• What to work on
Your task is to copy every line of the entries that contains "cancelar".

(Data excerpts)
....................

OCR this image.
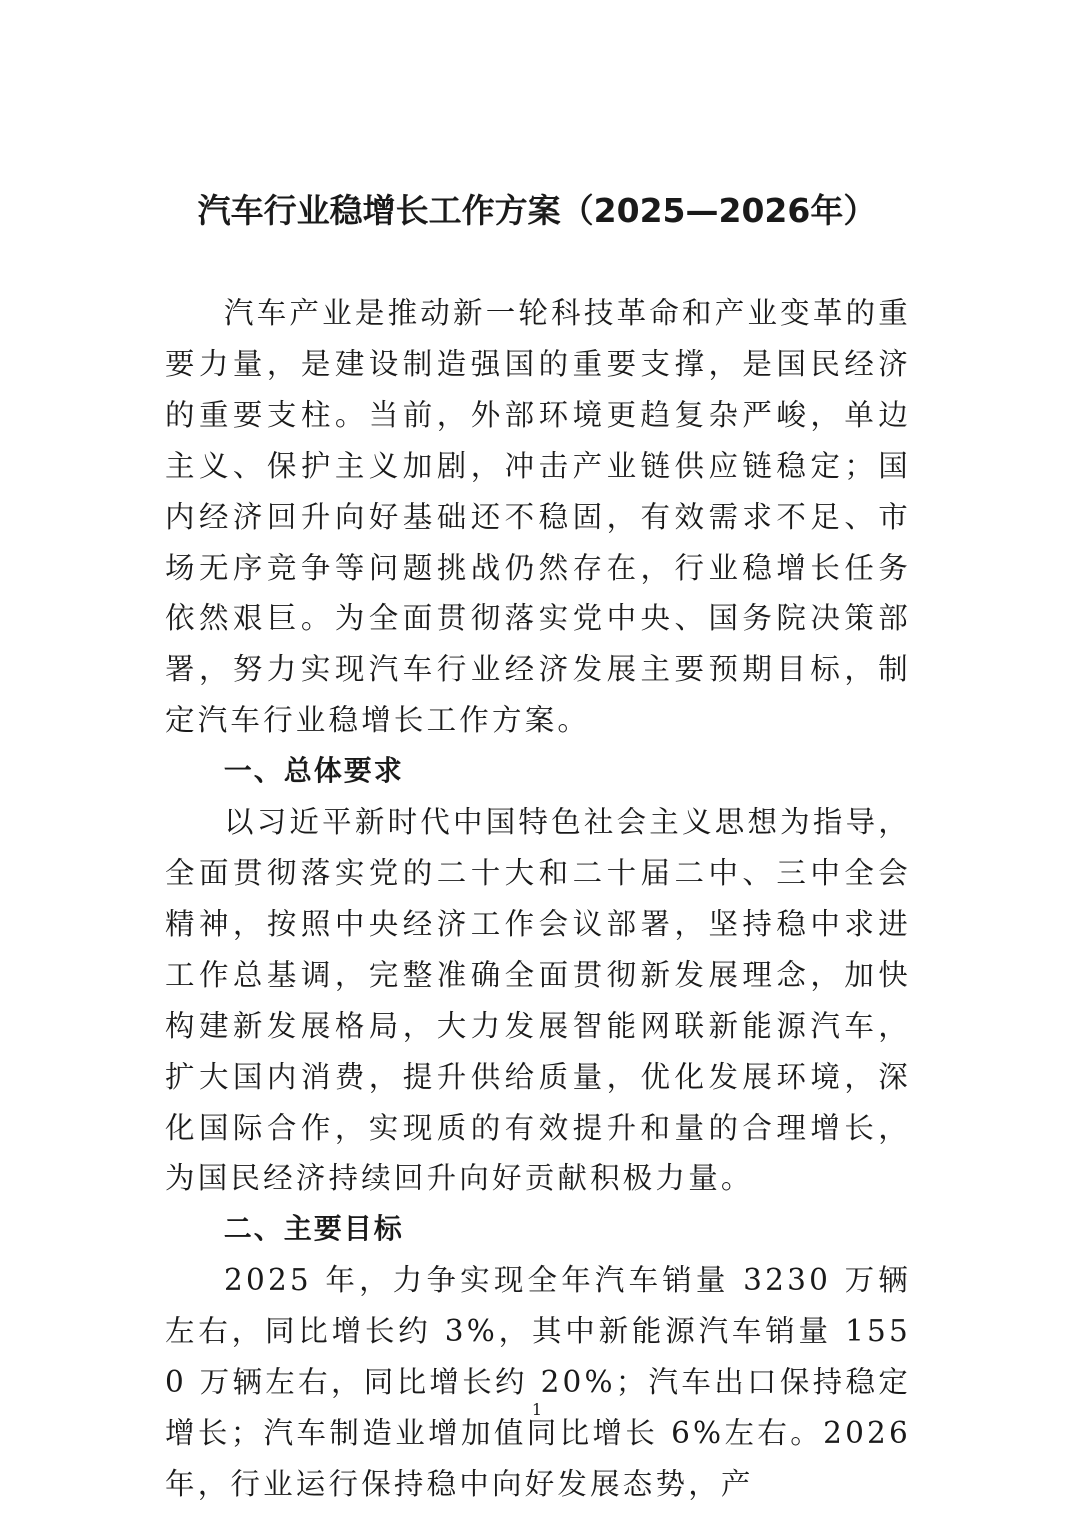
汽车行业稳增长工作方案（2025—2026年）

汽车产业是推动新一轮科技革命和产业变革的重要力量，是建设制造强国的重要支撑，是国民经济的重要支柱。当前，外部环境更趋复杂严峻，单边主义、保护主义加剧，冲击产业链供应链稳定；国内经济回升向好基础还不稳固，有效需求不足、市场无序竞争等问题挑战仍然存在，行业稳增长任务依然艰巨。为全面贯彻落实党中央、国务院决策部署，努力实现汽车行业经济发展主要预期目标，制定汽车行业稳增长工作方案。

一、总体要求

以习近平新时代中国特色社会主义思想为指导，全面贯彻落实党的二十大和二十届二中、三中全会精神，按照中央经济工作会议部署，坚持稳中求进工作总基调，完整准确全面贯彻新发展理念，加快构建新发展格局，大力发展智能网联新能源汽车，扩大国内消费，提升供给质量，优化发展环境，深化国际合作，实现质的有效提升和量的合理增长，为国民经济持续回升向好贡献积极力量。

二、主要目标

2025 年，力争实现全年汽车销量 3230 万辆左右，同比增长约 3%，其中新能源汽车销量 1550 万辆左右，同比增长约 20%；汽车出口保持稳定增长；汽车制造业增加值同比增长 6%左右。2026 年，行业运行保持稳中向好发展态势，产

1
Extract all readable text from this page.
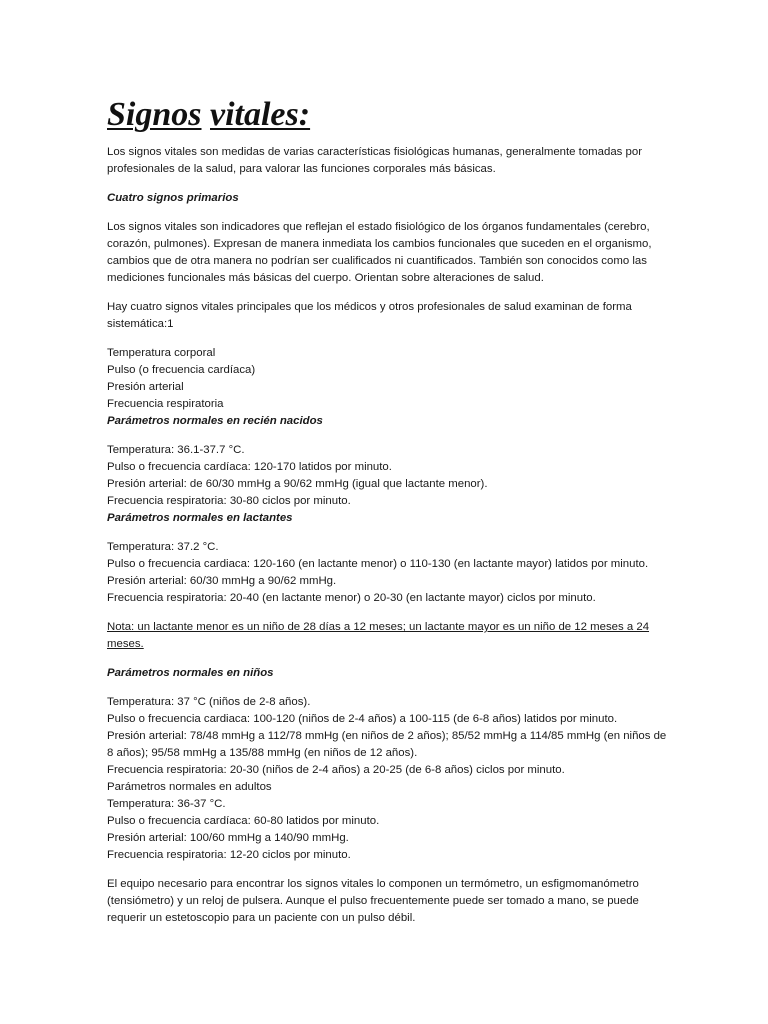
Signos vitales:

Los signos vitales son medidas de varias características fisiológicas humanas, generalmente tomadas por profesionales de la salud, para valorar las funciones corporales más básicas.

Cuatro signos primarios

Los signos vitales son indicadores que reflejan el estado fisiológico de los órganos fundamentales (cerebro, corazón, pulmones). Expresan de manera inmediata los cambios funcionales que suceden en el organismo, cambios que de otra manera no podrían ser cualificados ni cuantificados. También son conocidos como las mediciones funcionales más básicas del cuerpo. Orientan sobre alteraciones de salud.

Hay cuatro signos vitales principales que los médicos y otros profesionales de salud examinan de forma sistemática:1

Temperatura corporal

Pulso (o frecuencia cardíaca)

Presión arterial

Frecuencia respiratoria

Parámetros normales en recién nacidos

Temperatura: 36.1-37.7 °C.

Pulso o frecuencia cardíaca: 120-170 latidos por minuto.

Presión arterial: de 60/30 mmHg a 90/62 mmHg (igual que lactante menor).

Frecuencia respiratoria: 30-80 ciclos por minuto.

Parámetros normales en lactantes

Temperatura: 37.2 °C.

Pulso o frecuencia cardiaca: 120-160 (en lactante menor) o 110-130 (en lactante mayor) latidos por minuto.

Presión arterial: 60/30 mmHg a 90/62 mmHg.

Frecuencia respiratoria: 20-40 (en lactante menor) o 20-30 (en lactante mayor) ciclos por minuto.

Nota: un lactante menor es un niño de 28 días a 12 meses; un lactante mayor es un niño de 12 meses a 24 meses.

Parámetros normales en niños

Temperatura: 37 °C (niños de 2-8 años).

Pulso o frecuencia cardiaca: 100-120 (niños de 2-4 años) a 100-115 (de 6-8 años) latidos por minuto.

Presión arterial: 78/48 mmHg a 112/78 mmHg (en niños de 2 años); 85/52 mmHg a 114/85 mmHg (en niños de 8 años); 95/58 mmHg a 135/88 mmHg (en niños de 12 años).

Frecuencia respiratoria: 20-30 (niños de 2-4 años) a 20-25 (de 6-8 años) ciclos por minuto.

Parámetros normales en adultos

Temperatura: 36-37 °C.

Pulso o frecuencia cardíaca: 60-80 latidos por minuto.

Presión arterial: 100/60 mmHg a 140/90 mmHg.

Frecuencia respiratoria: 12-20 ciclos por minuto.

El equipo necesario para encontrar los signos vitales lo componen un termómetro, un esfigmomanómetro (tensiómetro) y un reloj de pulsera. Aunque el pulso frecuentemente puede ser tomado a mano, se puede requerir un estetoscopio para un paciente con un pulso débil.
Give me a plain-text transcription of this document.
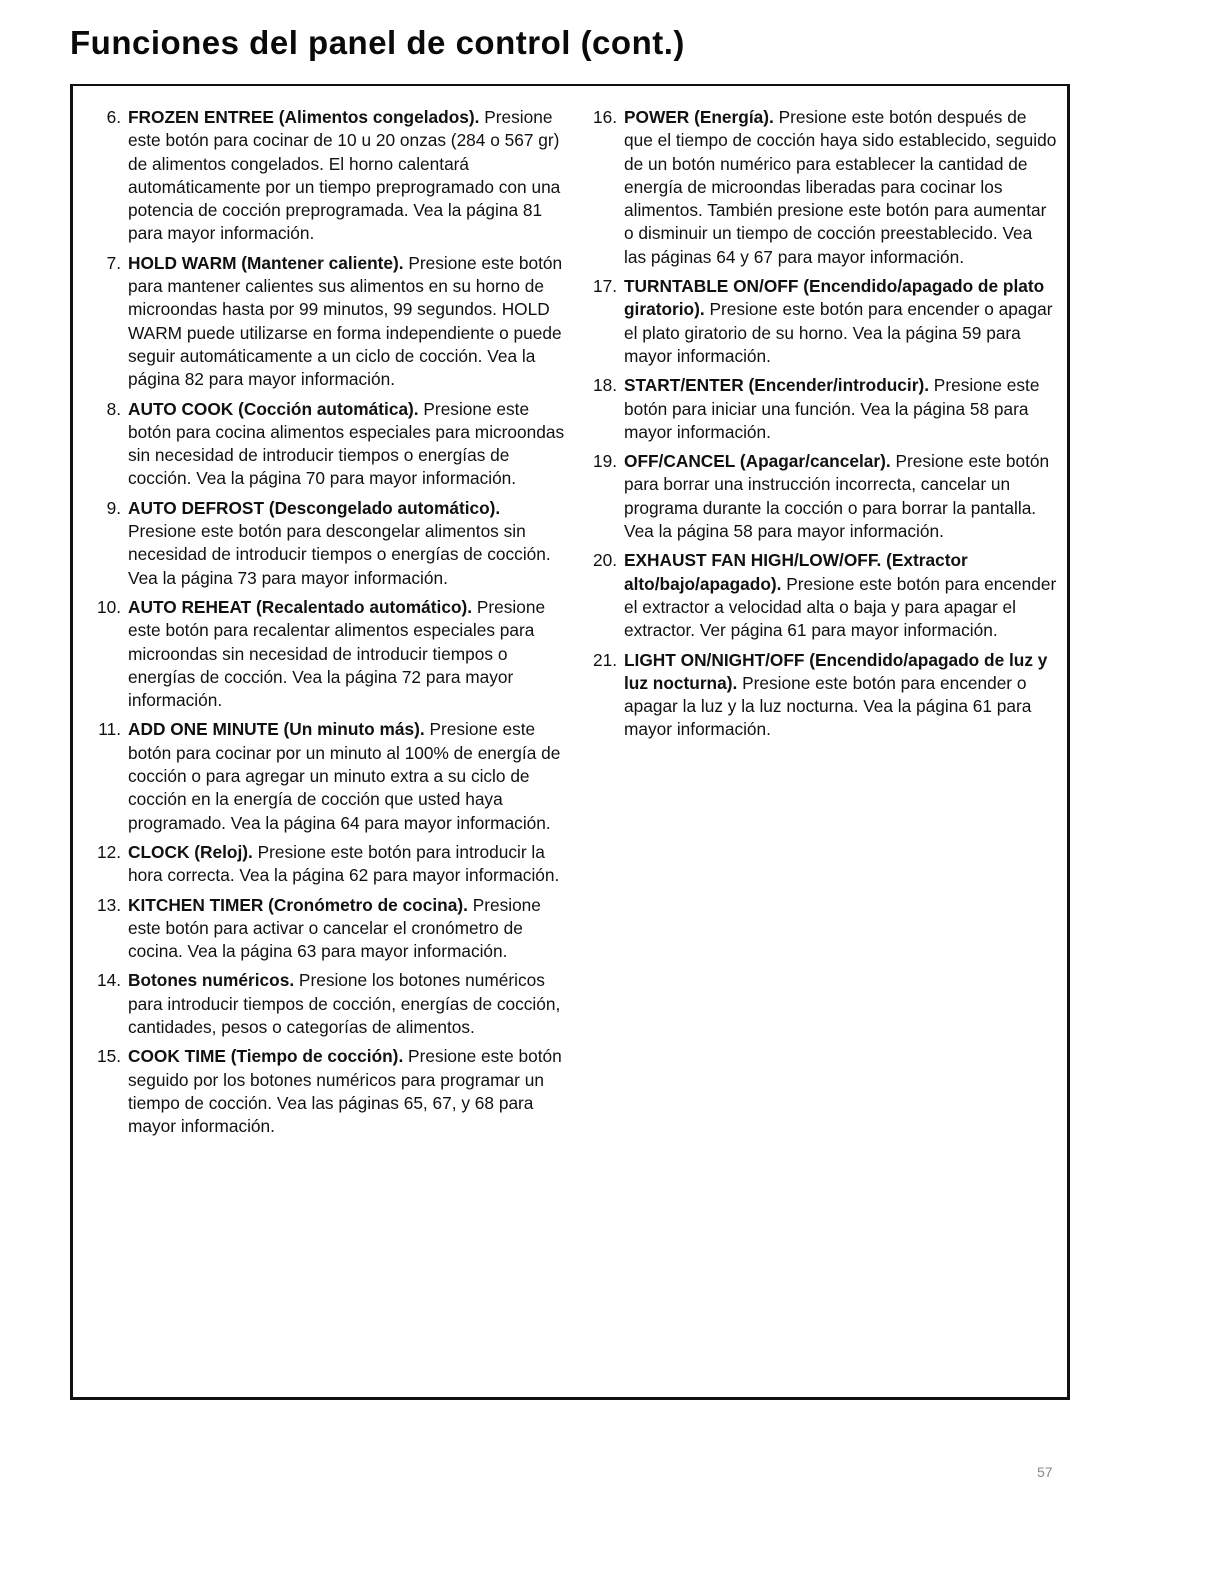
Funciones del panel de control (cont.)
6. FROZEN ENTREE (Alimentos congelados). Presione este botón para cocinar de 10 u 20 onzas (284 o 567 gr) de alimentos congelados. El horno calentará automáticamente por un tiempo preprogramado con una potencia de cocción preprogramada. Vea la página 81 para mayor información.
7. HOLD WARM (Mantener caliente). Presione este botón para mantener calientes sus alimentos en su horno de microondas hasta por 99 minutos, 99 segundos. HOLD WARM puede utilizarse en forma independiente o puede seguir automáticamente a un ciclo de cocción. Vea la página 82 para mayor información.
8. AUTO COOK (Cocción automática). Presione este botón para cocina alimentos especiales para microondas sin necesidad de introducir tiempos o energías de cocción. Vea la página 70 para mayor información.
9. AUTO DEFROST (Descongelado automático). Presione este botón para descongelar alimentos sin necesidad de introducir tiempos o energías de cocción. Vea la página 73 para mayor información.
10. AUTO REHEAT (Recalentado automático). Presione este botón para recalentar alimentos especiales para microondas sin necesidad de introducir tiempos o energías de cocción. Vea la página 72 para mayor información.
11. ADD ONE MINUTE (Un minuto más). Presione este botón para cocinar por un minuto al 100% de energía de cocción o para agregar un minuto extra a su ciclo de cocción en la energía de cocción que usted haya programado. Vea la página 64 para mayor información.
12. CLOCK (Reloj). Presione este botón para introducir la hora correcta. Vea la página 62 para mayor información.
13. KITCHEN TIMER (Cronómetro de cocina). Presione este botón para activar o cancelar el cronómetro de cocina. Vea la página 63 para mayor información.
14. Botones numéricos. Presione los botones numéricos para introducir tiempos de cocción, energías de cocción, cantidades, pesos o categorías de alimentos.
15. COOK TIME (Tiempo de cocción). Presione este botón seguido por los botones numéricos para programar un tiempo de cocción. Vea las páginas 65, 67, y 68 para mayor información.
16. POWER (Energía). Presione este botón después de que el tiempo de cocción haya sido establecido, seguido de un botón numérico para establecer la cantidad de energía de microondas liberadas para cocinar los alimentos. También presione este botón para aumentar o disminuir un tiempo de cocción preestablecido. Vea las páginas 64 y 67 para mayor información.
17. TURNTABLE ON/OFF (Encendido/apagado de plato giratorio). Presione este botón para encender o apagar el plato giratorio de su horno. Vea la página 59 para mayor información.
18. START/ENTER (Encender/introducir). Presione este botón para iniciar una función. Vea la página 58 para mayor información.
19. OFF/CANCEL (Apagar/cancelar). Presione este botón para borrar una instrucción incorrecta, cancelar un programa durante la cocción o para borrar la pantalla. Vea la página 58 para mayor información.
20. EXHAUST FAN HIGH/LOW/OFF. (Extractor alto/bajo/apagado). Presione este botón para encender el extractor a velocidad alta o baja y para apagar el extractor. Ver página 61 para mayor información.
21. LIGHT ON/NIGHT/OFF (Encendido/apagado de luz y luz nocturna). Presione este botón para encender o apagar la luz y la luz nocturna. Vea la página 61 para mayor información.
57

....................

• Final result
13. KITCHEN TIMER (Cronómetro de cocina). Presione este botón para activar o cancelar el cronómetro de cocina. Vea la página 63 para mayor información.
19. OFF/CANCEL (Apagar/cancelar). Presione este botón para borrar una instrucción incorrecta, cancelar un programa durante la cocción o para borrar la pantalla. Vea la página 58 para mayor información.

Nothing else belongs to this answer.